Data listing
begin

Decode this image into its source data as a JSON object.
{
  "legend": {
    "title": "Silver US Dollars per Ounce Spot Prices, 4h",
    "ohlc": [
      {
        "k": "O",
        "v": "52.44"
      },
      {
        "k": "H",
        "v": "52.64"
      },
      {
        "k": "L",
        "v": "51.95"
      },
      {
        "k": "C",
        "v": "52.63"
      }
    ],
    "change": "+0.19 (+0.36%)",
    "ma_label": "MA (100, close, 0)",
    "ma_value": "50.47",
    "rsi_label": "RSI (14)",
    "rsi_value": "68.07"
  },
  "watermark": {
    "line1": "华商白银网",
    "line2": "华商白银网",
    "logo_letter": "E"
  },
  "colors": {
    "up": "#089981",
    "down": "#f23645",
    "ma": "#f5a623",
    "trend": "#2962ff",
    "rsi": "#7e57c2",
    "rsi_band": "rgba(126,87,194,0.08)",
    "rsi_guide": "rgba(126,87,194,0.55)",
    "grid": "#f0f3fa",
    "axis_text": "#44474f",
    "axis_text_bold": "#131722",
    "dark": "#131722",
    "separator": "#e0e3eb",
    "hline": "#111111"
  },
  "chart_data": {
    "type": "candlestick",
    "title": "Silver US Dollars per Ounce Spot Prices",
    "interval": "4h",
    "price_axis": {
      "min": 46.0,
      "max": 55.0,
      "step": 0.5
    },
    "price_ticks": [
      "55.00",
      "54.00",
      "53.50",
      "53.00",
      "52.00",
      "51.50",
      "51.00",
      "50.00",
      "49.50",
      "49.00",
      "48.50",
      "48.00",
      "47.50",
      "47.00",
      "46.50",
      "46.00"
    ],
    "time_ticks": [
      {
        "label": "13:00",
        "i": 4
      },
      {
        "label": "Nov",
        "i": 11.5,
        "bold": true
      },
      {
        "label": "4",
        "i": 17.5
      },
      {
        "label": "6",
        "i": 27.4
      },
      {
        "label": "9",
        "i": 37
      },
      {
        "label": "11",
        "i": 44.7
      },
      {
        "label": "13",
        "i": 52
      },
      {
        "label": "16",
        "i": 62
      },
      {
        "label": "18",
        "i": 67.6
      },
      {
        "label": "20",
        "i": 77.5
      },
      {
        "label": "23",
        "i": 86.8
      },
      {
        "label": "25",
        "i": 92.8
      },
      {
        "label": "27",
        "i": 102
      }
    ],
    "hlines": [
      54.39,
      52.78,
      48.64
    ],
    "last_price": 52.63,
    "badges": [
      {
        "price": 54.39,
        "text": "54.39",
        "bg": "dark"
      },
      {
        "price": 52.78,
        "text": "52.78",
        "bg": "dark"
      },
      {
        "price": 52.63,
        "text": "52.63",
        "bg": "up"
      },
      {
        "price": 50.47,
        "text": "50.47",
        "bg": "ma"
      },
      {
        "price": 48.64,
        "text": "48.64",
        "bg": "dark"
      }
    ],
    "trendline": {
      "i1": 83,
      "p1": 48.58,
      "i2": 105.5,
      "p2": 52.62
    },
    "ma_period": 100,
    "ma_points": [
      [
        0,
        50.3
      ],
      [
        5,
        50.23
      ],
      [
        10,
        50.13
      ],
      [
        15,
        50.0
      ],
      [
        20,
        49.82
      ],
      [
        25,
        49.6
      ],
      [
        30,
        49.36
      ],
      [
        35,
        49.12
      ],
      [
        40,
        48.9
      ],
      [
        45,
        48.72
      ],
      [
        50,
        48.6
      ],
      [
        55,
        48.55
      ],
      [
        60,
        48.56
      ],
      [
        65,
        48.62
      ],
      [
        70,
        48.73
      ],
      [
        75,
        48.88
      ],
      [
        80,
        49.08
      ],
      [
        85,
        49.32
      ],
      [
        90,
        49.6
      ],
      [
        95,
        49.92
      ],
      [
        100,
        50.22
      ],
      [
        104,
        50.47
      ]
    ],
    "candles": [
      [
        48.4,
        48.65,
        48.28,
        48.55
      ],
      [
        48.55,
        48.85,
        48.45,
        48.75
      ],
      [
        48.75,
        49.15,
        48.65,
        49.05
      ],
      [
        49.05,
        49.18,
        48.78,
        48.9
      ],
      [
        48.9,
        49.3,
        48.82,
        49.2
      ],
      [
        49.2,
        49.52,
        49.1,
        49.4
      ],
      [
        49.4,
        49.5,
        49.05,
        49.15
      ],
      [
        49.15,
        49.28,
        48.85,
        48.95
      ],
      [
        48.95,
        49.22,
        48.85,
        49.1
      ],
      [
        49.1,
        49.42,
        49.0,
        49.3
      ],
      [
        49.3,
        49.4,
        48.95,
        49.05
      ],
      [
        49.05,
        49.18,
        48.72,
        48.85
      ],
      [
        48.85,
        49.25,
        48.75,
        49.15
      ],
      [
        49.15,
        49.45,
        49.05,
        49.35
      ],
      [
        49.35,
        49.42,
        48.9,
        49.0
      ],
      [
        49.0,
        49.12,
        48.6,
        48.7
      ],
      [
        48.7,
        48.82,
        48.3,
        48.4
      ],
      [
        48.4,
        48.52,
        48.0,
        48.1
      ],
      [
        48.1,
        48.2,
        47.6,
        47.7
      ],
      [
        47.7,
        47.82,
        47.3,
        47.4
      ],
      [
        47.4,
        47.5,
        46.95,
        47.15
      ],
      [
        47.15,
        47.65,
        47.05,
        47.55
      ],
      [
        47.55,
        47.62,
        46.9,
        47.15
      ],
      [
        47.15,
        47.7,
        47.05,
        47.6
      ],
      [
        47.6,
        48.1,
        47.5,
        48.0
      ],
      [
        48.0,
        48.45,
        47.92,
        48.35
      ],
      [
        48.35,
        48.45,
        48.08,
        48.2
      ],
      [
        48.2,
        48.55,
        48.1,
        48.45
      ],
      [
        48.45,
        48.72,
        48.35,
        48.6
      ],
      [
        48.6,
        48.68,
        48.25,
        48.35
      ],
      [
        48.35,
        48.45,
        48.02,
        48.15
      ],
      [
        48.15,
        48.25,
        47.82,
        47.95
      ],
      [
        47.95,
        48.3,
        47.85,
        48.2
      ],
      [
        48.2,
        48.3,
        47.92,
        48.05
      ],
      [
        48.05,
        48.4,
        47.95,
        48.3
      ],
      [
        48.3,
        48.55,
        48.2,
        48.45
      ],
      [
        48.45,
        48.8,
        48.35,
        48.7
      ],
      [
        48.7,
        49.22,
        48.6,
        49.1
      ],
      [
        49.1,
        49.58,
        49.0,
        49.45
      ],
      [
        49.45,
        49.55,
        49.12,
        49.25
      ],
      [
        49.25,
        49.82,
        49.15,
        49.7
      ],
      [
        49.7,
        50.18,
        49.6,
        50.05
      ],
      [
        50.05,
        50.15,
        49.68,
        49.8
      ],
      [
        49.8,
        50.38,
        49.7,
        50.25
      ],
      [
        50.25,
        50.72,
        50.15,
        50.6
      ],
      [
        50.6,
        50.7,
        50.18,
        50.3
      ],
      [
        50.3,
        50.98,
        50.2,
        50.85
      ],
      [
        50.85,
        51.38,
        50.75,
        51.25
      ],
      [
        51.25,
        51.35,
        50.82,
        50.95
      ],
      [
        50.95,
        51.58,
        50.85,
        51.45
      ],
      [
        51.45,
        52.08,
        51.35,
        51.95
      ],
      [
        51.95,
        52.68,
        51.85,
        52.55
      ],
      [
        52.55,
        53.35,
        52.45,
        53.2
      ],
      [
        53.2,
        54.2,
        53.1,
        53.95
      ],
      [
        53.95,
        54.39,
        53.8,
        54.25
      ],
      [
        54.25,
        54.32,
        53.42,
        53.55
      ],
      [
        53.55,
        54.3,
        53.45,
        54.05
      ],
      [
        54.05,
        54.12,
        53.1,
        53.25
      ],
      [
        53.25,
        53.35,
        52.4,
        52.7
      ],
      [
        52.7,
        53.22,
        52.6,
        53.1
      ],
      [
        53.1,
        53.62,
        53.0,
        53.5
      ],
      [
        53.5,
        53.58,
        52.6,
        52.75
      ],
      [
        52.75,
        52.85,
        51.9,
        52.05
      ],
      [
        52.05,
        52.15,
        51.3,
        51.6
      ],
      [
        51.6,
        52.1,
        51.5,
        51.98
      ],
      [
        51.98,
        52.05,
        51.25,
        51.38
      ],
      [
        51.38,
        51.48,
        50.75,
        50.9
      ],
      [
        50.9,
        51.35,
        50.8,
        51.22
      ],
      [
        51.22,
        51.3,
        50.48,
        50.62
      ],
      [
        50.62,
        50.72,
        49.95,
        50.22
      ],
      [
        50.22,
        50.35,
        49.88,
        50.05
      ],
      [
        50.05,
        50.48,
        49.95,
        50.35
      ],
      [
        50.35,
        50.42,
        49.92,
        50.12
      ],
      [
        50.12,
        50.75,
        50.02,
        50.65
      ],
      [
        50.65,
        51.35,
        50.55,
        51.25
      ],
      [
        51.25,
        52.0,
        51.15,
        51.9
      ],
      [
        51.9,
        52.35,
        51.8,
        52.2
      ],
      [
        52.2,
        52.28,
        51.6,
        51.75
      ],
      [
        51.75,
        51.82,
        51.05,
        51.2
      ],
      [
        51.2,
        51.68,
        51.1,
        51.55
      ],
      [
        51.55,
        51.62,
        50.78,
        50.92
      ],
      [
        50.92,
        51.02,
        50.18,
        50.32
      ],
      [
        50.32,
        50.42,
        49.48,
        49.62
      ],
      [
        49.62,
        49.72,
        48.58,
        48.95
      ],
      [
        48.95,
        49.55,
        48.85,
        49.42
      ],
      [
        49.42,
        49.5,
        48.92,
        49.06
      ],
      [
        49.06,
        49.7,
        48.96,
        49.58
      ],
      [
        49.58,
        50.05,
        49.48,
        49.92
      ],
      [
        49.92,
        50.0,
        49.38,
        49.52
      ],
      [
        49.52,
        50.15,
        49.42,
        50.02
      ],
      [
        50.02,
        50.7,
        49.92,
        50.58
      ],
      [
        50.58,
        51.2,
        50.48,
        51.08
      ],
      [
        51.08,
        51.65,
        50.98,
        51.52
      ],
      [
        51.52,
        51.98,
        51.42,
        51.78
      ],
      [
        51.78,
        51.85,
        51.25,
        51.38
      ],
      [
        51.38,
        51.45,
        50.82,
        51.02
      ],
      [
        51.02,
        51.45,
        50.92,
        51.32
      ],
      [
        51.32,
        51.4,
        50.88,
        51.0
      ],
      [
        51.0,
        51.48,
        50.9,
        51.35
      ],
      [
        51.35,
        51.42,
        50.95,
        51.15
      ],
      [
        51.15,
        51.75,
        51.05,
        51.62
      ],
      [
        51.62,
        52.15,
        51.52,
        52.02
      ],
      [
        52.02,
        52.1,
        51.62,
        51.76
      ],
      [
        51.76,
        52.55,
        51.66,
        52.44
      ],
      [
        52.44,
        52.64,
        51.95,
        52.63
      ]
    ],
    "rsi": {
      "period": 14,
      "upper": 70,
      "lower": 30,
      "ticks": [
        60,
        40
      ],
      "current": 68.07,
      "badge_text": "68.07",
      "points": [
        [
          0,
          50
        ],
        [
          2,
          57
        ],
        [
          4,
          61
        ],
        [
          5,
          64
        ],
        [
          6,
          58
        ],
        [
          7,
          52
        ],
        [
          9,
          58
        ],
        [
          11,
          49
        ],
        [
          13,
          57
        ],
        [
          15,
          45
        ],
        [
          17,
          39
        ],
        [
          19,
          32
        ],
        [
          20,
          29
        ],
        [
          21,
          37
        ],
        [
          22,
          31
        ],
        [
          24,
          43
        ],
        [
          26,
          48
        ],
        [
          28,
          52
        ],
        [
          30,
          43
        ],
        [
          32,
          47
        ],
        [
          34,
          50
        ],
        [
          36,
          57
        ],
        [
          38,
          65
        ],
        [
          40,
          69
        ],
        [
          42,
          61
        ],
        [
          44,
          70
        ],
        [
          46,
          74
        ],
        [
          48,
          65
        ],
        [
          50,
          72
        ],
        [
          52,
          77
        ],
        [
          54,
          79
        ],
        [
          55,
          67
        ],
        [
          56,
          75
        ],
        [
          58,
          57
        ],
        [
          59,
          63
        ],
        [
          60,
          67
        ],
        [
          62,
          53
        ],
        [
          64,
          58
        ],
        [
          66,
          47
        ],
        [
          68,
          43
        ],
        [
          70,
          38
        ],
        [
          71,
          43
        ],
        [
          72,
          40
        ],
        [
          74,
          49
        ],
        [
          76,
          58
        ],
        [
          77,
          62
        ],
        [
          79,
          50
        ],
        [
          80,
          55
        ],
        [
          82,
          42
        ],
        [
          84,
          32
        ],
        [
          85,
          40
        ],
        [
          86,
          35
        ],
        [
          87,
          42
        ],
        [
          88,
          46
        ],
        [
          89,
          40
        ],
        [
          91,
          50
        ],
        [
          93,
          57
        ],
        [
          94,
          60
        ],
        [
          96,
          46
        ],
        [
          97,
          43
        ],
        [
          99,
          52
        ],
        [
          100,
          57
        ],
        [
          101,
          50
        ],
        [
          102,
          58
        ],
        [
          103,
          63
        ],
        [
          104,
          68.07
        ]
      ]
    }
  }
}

end

** Given problem **
Locate all lines that include the word "Prices" and copy them out.

** Solution to the problem **
    "title": "Silver US Dollars per Ounce Spot Prices, 4h",
    "title": "Silver US Dollars per Ounce Spot Prices",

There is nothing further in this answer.